(Layout region records)
'''

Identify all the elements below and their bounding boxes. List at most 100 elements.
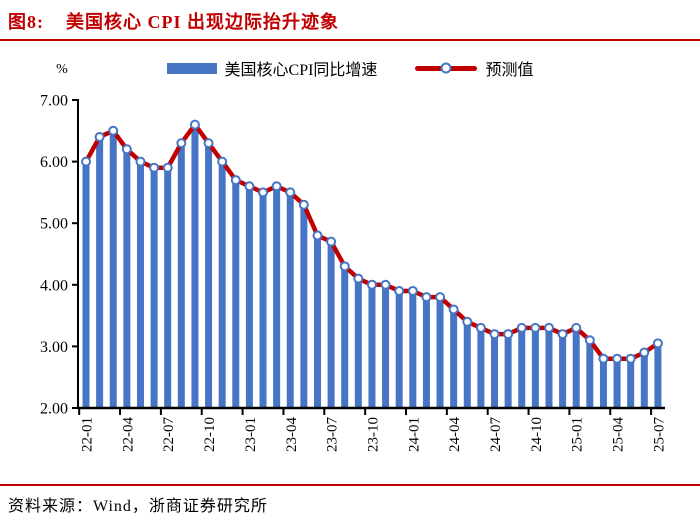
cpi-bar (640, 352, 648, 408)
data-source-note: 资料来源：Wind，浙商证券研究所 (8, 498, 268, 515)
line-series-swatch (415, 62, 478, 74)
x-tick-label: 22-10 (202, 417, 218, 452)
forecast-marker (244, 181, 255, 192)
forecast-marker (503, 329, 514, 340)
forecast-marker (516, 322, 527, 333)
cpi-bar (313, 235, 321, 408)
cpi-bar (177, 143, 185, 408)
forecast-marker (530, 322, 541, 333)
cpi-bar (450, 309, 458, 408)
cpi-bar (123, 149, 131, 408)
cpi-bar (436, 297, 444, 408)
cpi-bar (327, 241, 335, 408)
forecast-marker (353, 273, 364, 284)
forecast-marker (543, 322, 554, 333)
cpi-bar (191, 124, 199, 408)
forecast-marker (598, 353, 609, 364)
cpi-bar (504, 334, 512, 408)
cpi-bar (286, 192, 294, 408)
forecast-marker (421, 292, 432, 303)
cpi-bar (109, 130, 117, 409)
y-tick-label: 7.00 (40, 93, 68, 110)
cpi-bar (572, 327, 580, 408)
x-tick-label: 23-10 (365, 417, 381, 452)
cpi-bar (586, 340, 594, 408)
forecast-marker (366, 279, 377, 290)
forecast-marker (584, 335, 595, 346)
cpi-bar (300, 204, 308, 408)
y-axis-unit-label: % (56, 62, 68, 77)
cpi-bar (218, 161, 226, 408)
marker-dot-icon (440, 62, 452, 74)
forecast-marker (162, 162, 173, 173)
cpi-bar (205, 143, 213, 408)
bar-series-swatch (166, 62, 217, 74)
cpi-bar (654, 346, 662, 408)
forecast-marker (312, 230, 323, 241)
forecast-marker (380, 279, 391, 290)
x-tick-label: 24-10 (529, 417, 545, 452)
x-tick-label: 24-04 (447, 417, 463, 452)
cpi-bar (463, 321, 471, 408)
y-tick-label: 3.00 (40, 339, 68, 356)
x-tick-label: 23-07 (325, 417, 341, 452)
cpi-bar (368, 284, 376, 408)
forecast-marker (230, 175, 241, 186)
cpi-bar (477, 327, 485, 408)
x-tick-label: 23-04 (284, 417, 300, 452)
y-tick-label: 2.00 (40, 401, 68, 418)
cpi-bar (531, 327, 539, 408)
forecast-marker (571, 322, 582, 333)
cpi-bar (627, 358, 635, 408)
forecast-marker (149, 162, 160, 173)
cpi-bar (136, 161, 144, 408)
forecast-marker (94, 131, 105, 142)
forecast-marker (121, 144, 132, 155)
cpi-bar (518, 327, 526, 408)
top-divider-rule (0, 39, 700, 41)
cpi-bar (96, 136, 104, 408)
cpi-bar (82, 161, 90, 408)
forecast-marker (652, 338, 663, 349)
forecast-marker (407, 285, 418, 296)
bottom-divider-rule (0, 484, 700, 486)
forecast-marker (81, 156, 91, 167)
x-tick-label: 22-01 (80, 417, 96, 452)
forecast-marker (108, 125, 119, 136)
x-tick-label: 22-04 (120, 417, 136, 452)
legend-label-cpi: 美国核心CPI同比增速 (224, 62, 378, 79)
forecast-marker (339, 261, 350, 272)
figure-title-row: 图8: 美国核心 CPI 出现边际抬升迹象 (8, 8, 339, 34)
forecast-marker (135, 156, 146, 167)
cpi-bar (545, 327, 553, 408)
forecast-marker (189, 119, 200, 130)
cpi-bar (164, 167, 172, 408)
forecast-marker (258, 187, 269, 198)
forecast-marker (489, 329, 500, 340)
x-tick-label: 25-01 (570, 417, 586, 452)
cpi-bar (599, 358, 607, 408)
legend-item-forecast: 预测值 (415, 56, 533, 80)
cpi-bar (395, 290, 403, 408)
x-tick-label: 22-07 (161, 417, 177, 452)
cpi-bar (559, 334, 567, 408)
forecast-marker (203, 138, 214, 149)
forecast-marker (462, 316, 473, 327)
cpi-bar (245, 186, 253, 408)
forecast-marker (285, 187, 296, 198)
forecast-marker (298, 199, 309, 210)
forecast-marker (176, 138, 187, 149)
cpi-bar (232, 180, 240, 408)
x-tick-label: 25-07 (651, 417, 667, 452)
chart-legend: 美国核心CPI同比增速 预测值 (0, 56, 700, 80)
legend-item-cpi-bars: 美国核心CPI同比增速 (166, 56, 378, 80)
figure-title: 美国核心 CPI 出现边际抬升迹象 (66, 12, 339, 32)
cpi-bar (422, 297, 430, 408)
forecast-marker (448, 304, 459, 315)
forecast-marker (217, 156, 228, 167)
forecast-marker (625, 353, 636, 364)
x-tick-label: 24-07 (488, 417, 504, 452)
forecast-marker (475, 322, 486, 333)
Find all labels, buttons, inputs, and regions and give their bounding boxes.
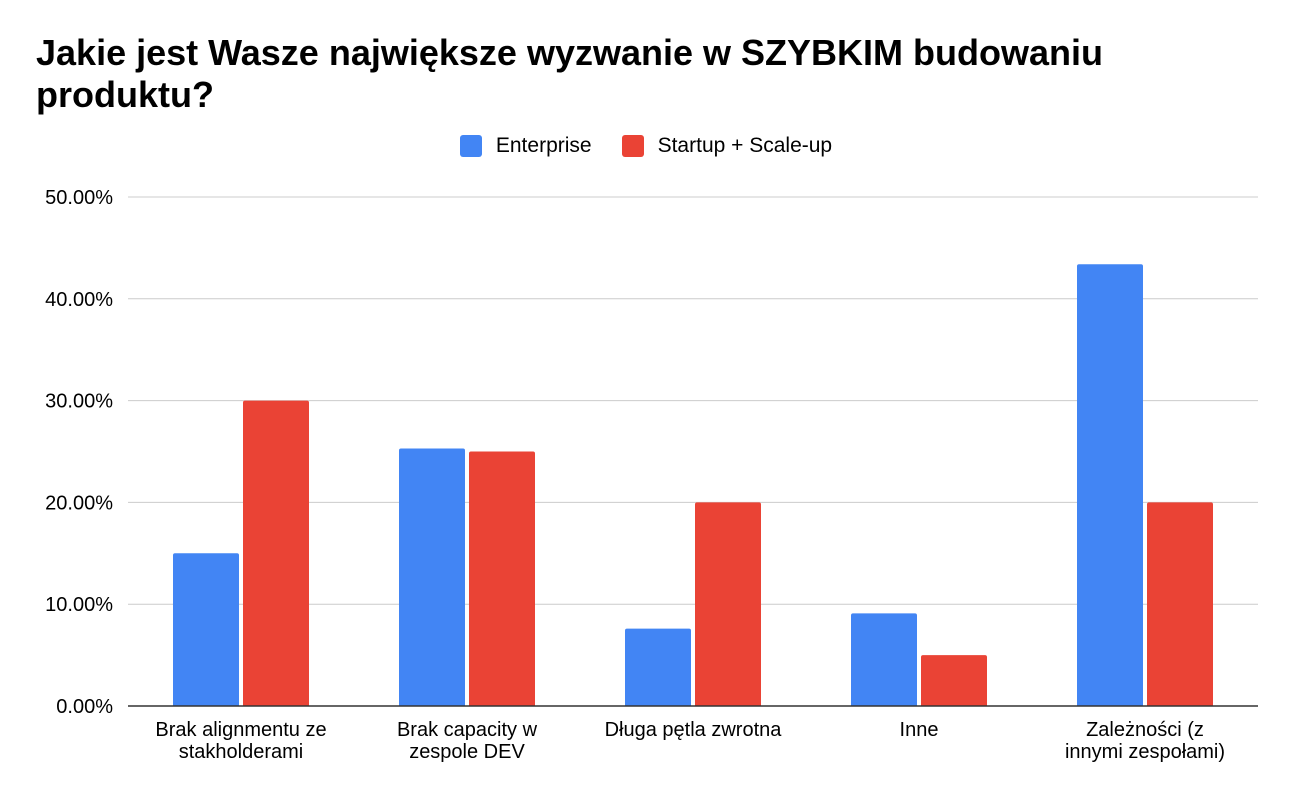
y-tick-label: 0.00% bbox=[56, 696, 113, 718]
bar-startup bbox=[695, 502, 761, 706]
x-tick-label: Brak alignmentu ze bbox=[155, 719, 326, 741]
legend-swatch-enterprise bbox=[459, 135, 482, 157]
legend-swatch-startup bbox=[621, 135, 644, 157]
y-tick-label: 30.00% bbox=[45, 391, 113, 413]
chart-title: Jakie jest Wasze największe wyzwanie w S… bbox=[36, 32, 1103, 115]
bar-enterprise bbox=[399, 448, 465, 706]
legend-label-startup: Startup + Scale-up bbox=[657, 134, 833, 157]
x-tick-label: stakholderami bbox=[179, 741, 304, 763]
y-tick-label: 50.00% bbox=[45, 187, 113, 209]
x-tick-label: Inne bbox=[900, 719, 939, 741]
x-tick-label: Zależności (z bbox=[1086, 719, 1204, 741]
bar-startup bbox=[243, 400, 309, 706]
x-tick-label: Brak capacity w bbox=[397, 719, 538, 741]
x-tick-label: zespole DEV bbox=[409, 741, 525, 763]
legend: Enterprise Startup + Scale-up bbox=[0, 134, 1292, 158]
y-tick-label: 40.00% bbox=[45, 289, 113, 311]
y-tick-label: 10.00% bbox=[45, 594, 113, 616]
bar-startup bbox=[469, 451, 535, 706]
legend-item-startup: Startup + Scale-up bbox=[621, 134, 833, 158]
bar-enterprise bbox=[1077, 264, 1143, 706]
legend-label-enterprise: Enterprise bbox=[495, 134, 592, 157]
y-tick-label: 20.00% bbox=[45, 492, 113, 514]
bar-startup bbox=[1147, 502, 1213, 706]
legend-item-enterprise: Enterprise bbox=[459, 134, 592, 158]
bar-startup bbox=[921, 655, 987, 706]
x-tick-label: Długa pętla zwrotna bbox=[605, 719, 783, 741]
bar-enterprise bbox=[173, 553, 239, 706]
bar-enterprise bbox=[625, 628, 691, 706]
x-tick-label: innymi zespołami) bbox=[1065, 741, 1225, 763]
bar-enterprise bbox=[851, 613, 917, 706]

'''

OBJECTIVE | List each line in the listing above that contains the word "chart". Matches must have the same capitalization.

SOLUTION FOR THIS EXERCISE |
chart-legend: 美国核心CPI同比增速 预测值 (0, 56, 700, 80)
chart-title: Jakie jest Wasze największe wyzwanie w S… bbox=[36, 32, 1103, 115]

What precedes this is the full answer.